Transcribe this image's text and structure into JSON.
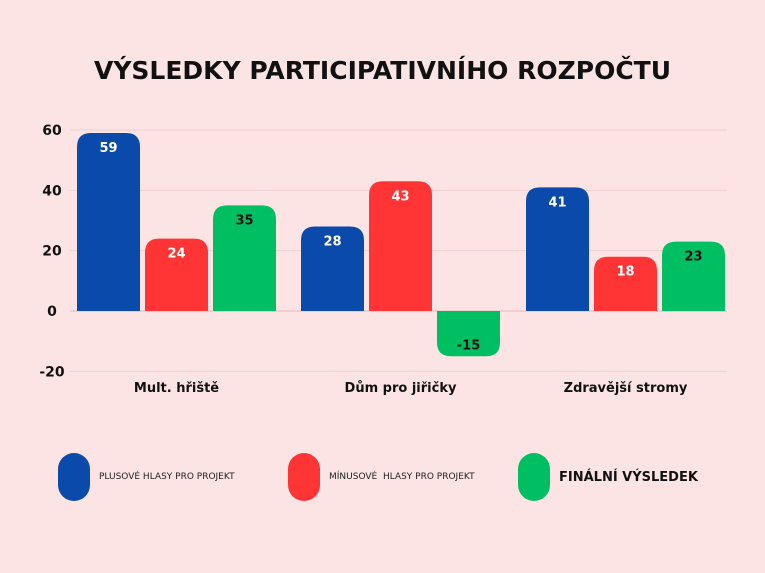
{
  "chart_data": {
    "type": "bar",
    "title": "VÝSLEDKY PARTICIPATIVNÍHO ROZPOČTU",
    "categories": [
      "Mult. hřiště",
      "Dům pro jiřičky",
      "Zdravější stromy"
    ],
    "series": [
      {
        "name": "PLUSOVÉ HLASY PRO PROJEKT",
        "values": [
          59,
          28,
          41
        ],
        "color": "#0a4aab"
      },
      {
        "name": "MÍNUSOVÉ  HLASY PRO PROJEKT",
        "values": [
          24,
          43,
          18
        ],
        "color": "#ff3535"
      },
      {
        "name": "FINÁLNÍ VÝSLEDEK",
        "values": [
          35,
          -15,
          23
        ],
        "color": "#00bf63"
      }
    ],
    "yticks": [
      60,
      40,
      20,
      0,
      -20
    ],
    "ylim": [
      -20,
      60
    ],
    "grid": true,
    "legend": "bottom"
  }
}
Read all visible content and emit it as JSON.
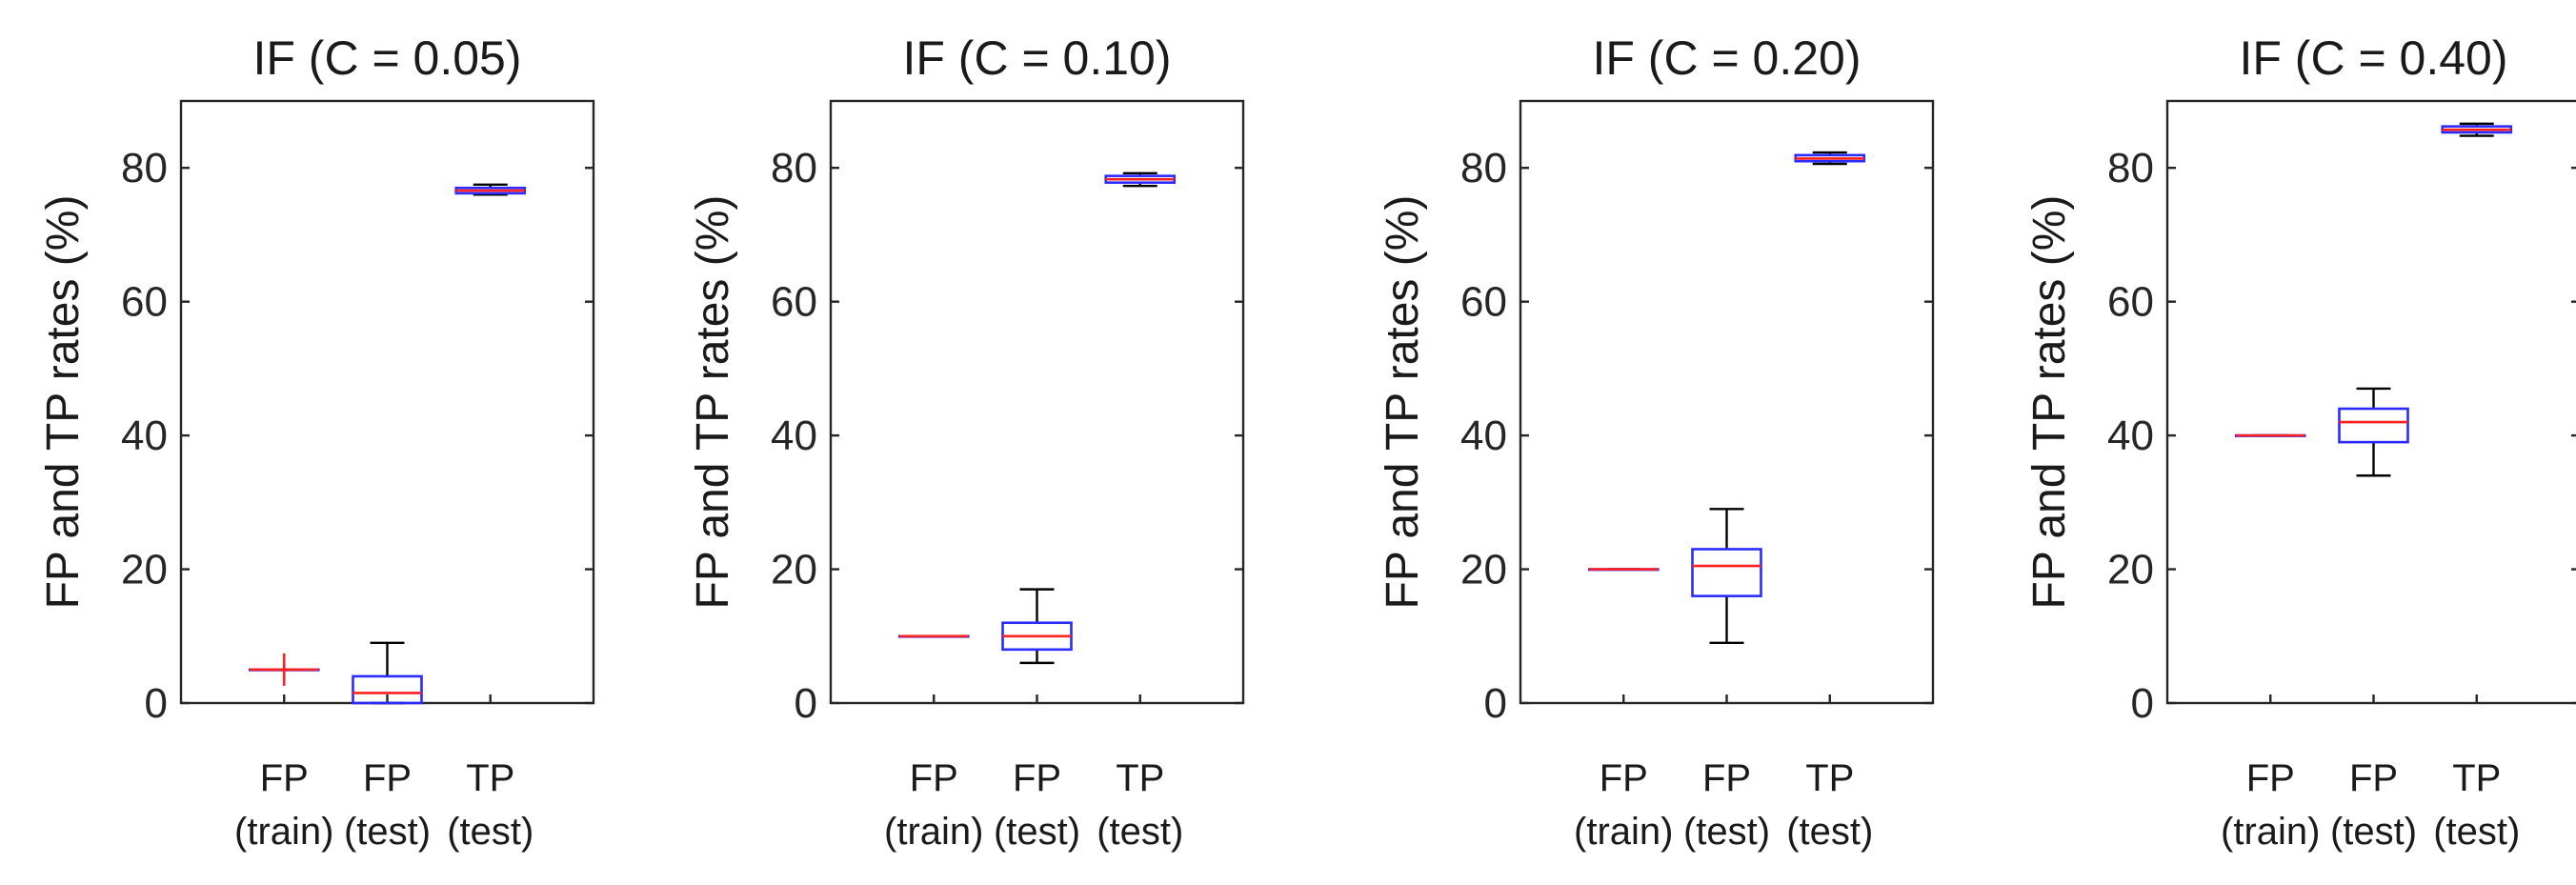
{
  "chart_data": [
    {
      "type": "box",
      "title": "IF (C = 0.05)",
      "ylabel": "FP and TP rates (%)",
      "ylim": [
        0,
        90
      ],
      "yticks": [
        "0",
        "20",
        "40",
        "60",
        "80"
      ],
      "categories": [
        {
          "line1": "FP",
          "line2": "(train)"
        },
        {
          "line1": "FP",
          "line2": "(test)"
        },
        {
          "line1": "TP",
          "line2": "(test)"
        }
      ],
      "boxes": [
        {
          "min": 5,
          "q1": 5,
          "median": 5,
          "q3": 5,
          "max": 5,
          "outliers": [
            5
          ]
        },
        {
          "min": 0,
          "q1": 0,
          "median": 1.5,
          "q3": 4,
          "max": 9,
          "outliers": []
        },
        {
          "min": 76,
          "q1": 76.2,
          "median": 76.6,
          "q3": 77,
          "max": 77.5,
          "outliers": []
        }
      ]
    },
    {
      "type": "box",
      "title": "IF (C = 0.10)",
      "ylabel": "FP and TP rates (%)",
      "ylim": [
        0,
        90
      ],
      "yticks": [
        "0",
        "20",
        "40",
        "60",
        "80"
      ],
      "categories": [
        {
          "line1": "FP",
          "line2": "(train)"
        },
        {
          "line1": "FP",
          "line2": "(test)"
        },
        {
          "line1": "TP",
          "line2": "(test)"
        }
      ],
      "boxes": [
        {
          "min": 10,
          "q1": 10,
          "median": 10,
          "q3": 10,
          "max": 10,
          "outliers": []
        },
        {
          "min": 6,
          "q1": 8,
          "median": 10,
          "q3": 12,
          "max": 17,
          "outliers": []
        },
        {
          "min": 77.3,
          "q1": 77.8,
          "median": 78.3,
          "q3": 78.8,
          "max": 79.2,
          "outliers": []
        }
      ]
    },
    {
      "type": "box",
      "title": "IF (C = 0.20)",
      "ylabel": "FP and TP rates (%)",
      "ylim": [
        0,
        90
      ],
      "yticks": [
        "0",
        "20",
        "40",
        "60",
        "80"
      ],
      "categories": [
        {
          "line1": "FP",
          "line2": "(train)"
        },
        {
          "line1": "FP",
          "line2": "(test)"
        },
        {
          "line1": "TP",
          "line2": "(test)"
        }
      ],
      "boxes": [
        {
          "min": 20,
          "q1": 20,
          "median": 20,
          "q3": 20,
          "max": 20,
          "outliers": []
        },
        {
          "min": 9,
          "q1": 16,
          "median": 20.5,
          "q3": 23,
          "max": 29,
          "outliers": []
        },
        {
          "min": 80.6,
          "q1": 81,
          "median": 81.4,
          "q3": 81.9,
          "max": 82.3,
          "outliers": []
        }
      ]
    },
    {
      "type": "box",
      "title": "IF (C = 0.40)",
      "ylabel": "FP and TP rates (%)",
      "ylim": [
        0,
        90
      ],
      "yticks": [
        "0",
        "20",
        "40",
        "60",
        "80"
      ],
      "categories": [
        {
          "line1": "FP",
          "line2": "(train)"
        },
        {
          "line1": "FP",
          "line2": "(test)"
        },
        {
          "line1": "TP",
          "line2": "(test)"
        }
      ],
      "boxes": [
        {
          "min": 40,
          "q1": 40,
          "median": 40,
          "q3": 40,
          "max": 40,
          "outliers": []
        },
        {
          "min": 34,
          "q1": 39,
          "median": 42,
          "q3": 44,
          "max": 47,
          "outliers": []
        },
        {
          "min": 84.8,
          "q1": 85.3,
          "median": 85.7,
          "q3": 86.2,
          "max": 86.6,
          "outliers": []
        }
      ]
    }
  ]
}
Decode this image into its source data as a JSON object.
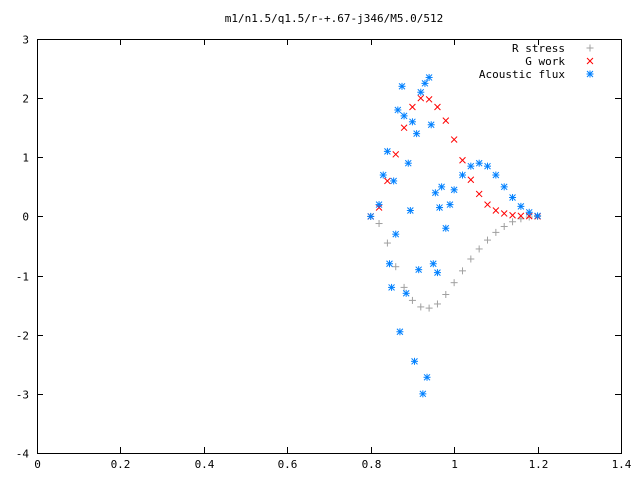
{
  "chart_data": {
    "type": "scatter",
    "title": "m1/n1.5/q1.5/r-+.67-j346/M5.0/512",
    "xlabel": "",
    "ylabel": "",
    "xlim": [
      0,
      1.4
    ],
    "ylim": [
      -4,
      3
    ],
    "x_ticks": [
      "0",
      "0.2",
      "0.4",
      "0.6",
      "0.8",
      "1",
      "1.2",
      "1.4"
    ],
    "y_ticks": [
      "-4",
      "-3",
      "-2",
      "-1",
      "0",
      "1",
      "2",
      "3"
    ],
    "grid": false,
    "legend_position": "top-right",
    "series": [
      {
        "name": "R stress",
        "marker": "+",
        "color": "#a0a0a0",
        "x": [
          0.8,
          0.82,
          0.84,
          0.86,
          0.88,
          0.9,
          0.92,
          0.94,
          0.96,
          0.98,
          1.0,
          1.02,
          1.04,
          1.06,
          1.08,
          1.1,
          1.12,
          1.14,
          1.16,
          1.18,
          1.2
        ],
        "y": [
          0,
          -0.12,
          -0.45,
          -0.85,
          -1.2,
          -1.42,
          -1.53,
          -1.55,
          -1.48,
          -1.32,
          -1.12,
          -0.92,
          -0.72,
          -0.55,
          -0.4,
          -0.27,
          -0.17,
          -0.09,
          -0.04,
          -0.01,
          0
        ]
      },
      {
        "name": "G work",
        "marker": "x",
        "color": "#ff0000",
        "x": [
          0.8,
          0.82,
          0.84,
          0.86,
          0.88,
          0.9,
          0.92,
          0.94,
          0.96,
          0.98,
          1.0,
          1.02,
          1.04,
          1.06,
          1.08,
          1.1,
          1.12,
          1.14,
          1.16,
          1.18,
          1.2
        ],
        "y": [
          0,
          0.15,
          0.6,
          1.05,
          1.5,
          1.85,
          2.0,
          1.98,
          1.85,
          1.62,
          1.3,
          0.95,
          0.62,
          0.38,
          0.2,
          0.1,
          0.05,
          0.02,
          0.01,
          0.005,
          0
        ]
      },
      {
        "name": "Acoustic flux",
        "marker": "*",
        "color": "#0080ff",
        "x": [
          0.8,
          0.82,
          0.83,
          0.84,
          0.845,
          0.85,
          0.855,
          0.86,
          0.865,
          0.87,
          0.875,
          0.88,
          0.885,
          0.89,
          0.895,
          0.9,
          0.905,
          0.91,
          0.915,
          0.92,
          0.925,
          0.93,
          0.935,
          0.94,
          0.945,
          0.95,
          0.955,
          0.96,
          0.965,
          0.97,
          0.98,
          0.99,
          1.0,
          1.02,
          1.04,
          1.06,
          1.08,
          1.1,
          1.12,
          1.14,
          1.16,
          1.18,
          1.2
        ],
        "y": [
          0,
          0.2,
          0.7,
          1.1,
          -0.8,
          -1.2,
          0.6,
          -0.3,
          1.8,
          -1.95,
          2.2,
          1.7,
          -1.3,
          0.9,
          0.1,
          1.6,
          -2.45,
          1.4,
          -0.9,
          2.1,
          -3.0,
          2.25,
          -2.72,
          2.35,
          1.55,
          -0.8,
          0.4,
          -0.95,
          0.15,
          0.5,
          -0.2,
          0.2,
          0.45,
          0.7,
          0.85,
          0.9,
          0.85,
          0.7,
          0.5,
          0.32,
          0.17,
          0.07,
          0.01
        ]
      }
    ]
  }
}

----------

Identify the lines that hold the word "JSON". Copy every one of them.

Right answer —
Transcribe this image's text and structure into JSON.
Read all visible content and emit it as JSON.
Decode this image into its source data as a JSON object.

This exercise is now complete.